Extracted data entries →
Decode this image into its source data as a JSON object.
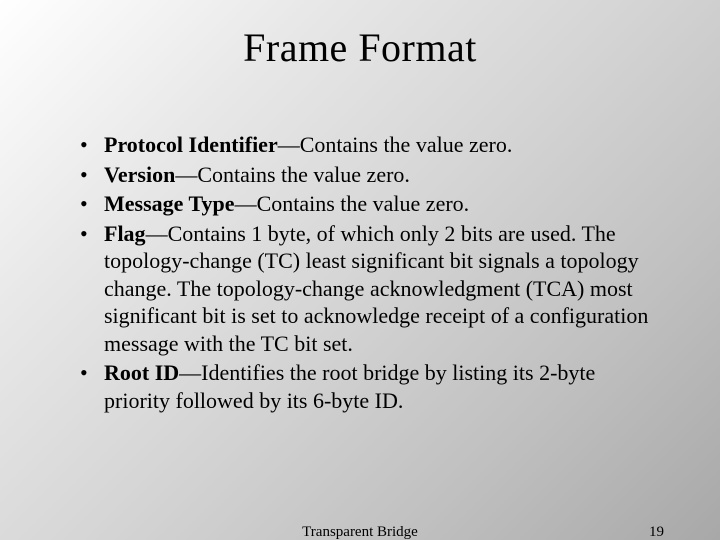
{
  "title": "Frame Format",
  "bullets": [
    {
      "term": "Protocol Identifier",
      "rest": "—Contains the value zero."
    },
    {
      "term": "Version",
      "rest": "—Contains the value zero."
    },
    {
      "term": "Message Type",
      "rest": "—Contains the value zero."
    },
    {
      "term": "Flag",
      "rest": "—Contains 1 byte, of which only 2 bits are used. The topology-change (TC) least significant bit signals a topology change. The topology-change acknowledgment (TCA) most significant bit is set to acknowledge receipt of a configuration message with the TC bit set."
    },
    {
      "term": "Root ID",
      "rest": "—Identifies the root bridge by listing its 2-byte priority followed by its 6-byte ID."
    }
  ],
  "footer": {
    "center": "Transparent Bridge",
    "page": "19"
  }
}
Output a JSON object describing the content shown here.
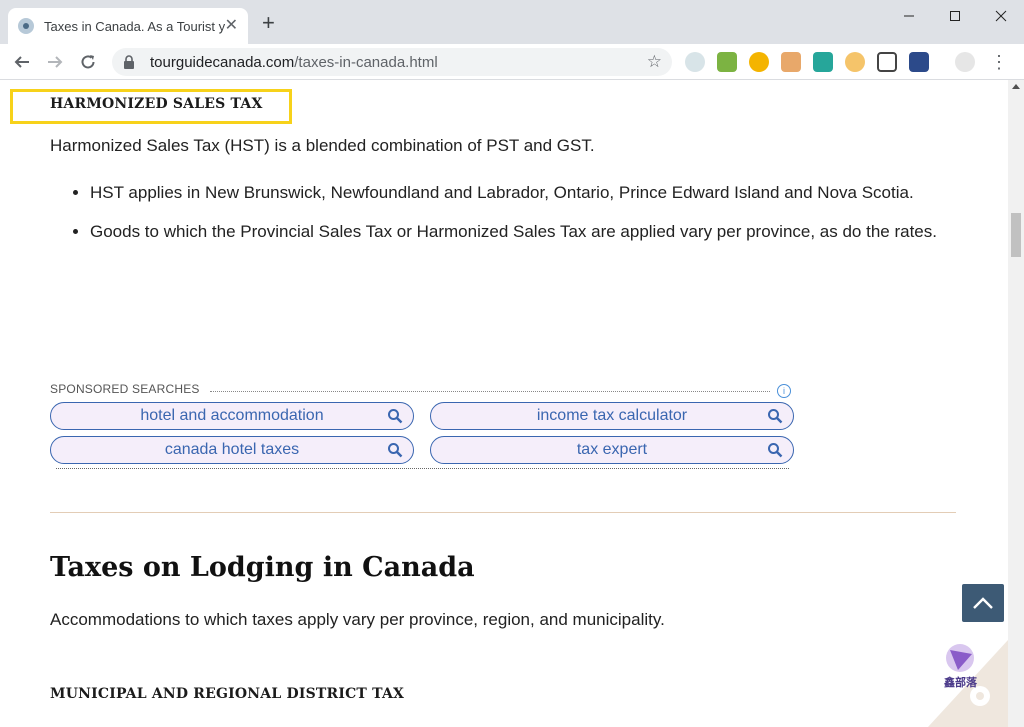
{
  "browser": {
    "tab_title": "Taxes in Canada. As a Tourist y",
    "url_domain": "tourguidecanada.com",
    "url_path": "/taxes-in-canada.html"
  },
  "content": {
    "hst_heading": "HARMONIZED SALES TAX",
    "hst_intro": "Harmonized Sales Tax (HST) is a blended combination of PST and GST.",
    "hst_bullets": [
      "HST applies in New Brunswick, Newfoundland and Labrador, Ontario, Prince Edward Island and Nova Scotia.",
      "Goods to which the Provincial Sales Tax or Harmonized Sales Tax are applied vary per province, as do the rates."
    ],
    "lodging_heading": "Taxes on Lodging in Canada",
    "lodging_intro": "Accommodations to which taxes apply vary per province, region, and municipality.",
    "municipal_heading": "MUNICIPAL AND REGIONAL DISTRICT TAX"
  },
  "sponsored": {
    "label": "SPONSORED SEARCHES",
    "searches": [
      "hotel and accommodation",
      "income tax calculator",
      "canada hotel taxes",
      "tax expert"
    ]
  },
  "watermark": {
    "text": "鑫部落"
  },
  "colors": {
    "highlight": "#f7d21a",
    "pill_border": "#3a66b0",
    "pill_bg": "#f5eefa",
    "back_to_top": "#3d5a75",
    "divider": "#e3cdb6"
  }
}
---
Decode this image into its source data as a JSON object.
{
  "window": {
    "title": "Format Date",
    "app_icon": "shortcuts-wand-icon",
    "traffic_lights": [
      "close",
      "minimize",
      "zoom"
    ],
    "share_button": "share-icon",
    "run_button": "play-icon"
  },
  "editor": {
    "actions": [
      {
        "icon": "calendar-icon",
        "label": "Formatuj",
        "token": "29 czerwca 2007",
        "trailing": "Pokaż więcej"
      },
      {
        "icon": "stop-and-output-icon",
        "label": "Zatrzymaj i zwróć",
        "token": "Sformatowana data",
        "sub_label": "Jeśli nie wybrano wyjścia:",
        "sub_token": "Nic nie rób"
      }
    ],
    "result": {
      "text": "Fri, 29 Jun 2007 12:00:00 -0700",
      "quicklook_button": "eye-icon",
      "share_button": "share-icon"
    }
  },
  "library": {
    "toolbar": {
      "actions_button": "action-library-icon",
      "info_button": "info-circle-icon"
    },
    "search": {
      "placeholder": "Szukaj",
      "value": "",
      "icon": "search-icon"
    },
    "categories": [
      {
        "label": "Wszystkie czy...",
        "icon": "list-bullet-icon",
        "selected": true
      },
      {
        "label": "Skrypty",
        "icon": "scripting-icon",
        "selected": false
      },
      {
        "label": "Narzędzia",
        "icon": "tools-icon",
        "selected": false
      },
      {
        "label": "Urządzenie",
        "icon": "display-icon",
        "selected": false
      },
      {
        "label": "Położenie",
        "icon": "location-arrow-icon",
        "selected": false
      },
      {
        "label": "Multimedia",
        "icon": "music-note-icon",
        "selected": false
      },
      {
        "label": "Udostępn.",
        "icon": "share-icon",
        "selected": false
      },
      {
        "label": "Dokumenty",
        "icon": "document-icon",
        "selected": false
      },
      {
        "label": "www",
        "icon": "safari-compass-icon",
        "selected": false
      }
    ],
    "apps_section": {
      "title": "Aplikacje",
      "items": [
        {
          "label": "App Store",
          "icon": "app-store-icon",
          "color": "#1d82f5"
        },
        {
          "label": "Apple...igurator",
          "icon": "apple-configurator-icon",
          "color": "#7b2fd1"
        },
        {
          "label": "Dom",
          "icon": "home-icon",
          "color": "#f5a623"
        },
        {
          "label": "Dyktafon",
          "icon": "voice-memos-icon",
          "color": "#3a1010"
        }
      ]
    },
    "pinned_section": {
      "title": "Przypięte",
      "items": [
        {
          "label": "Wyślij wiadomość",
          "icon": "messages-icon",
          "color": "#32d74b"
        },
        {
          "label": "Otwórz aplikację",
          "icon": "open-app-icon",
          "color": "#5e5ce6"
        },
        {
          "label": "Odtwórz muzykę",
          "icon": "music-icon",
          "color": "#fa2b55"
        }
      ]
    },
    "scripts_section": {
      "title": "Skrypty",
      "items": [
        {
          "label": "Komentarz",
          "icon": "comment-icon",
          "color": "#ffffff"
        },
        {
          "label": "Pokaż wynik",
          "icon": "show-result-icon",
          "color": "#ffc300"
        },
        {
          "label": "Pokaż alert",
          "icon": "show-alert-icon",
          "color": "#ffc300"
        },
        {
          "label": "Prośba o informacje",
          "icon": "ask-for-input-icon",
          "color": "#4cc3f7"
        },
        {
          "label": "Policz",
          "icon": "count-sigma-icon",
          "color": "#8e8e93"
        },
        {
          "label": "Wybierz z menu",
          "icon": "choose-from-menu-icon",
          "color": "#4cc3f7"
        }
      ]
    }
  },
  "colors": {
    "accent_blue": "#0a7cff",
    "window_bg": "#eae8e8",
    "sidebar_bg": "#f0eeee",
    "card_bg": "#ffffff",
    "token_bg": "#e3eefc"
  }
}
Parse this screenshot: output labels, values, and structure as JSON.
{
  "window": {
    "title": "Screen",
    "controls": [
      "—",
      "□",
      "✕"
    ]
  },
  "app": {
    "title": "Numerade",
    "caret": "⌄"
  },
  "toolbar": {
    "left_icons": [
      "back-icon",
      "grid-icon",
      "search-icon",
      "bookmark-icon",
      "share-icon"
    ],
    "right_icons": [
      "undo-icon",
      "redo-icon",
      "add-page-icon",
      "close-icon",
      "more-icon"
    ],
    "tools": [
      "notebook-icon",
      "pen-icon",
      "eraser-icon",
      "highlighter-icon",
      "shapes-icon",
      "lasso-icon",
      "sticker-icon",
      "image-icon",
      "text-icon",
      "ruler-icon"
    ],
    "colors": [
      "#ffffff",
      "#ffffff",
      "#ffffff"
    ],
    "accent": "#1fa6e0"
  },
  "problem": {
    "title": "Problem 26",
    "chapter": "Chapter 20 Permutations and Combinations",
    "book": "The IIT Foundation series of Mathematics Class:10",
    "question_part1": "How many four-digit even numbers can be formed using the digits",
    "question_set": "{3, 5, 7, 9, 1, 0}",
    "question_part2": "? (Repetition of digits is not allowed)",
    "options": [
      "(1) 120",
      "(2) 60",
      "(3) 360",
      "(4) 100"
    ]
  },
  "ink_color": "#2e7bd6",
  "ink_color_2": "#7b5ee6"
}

Given instruction → Determine how many lines of the listing above hold the word "hotel". Report that number without anything else.

Exercise solution → 2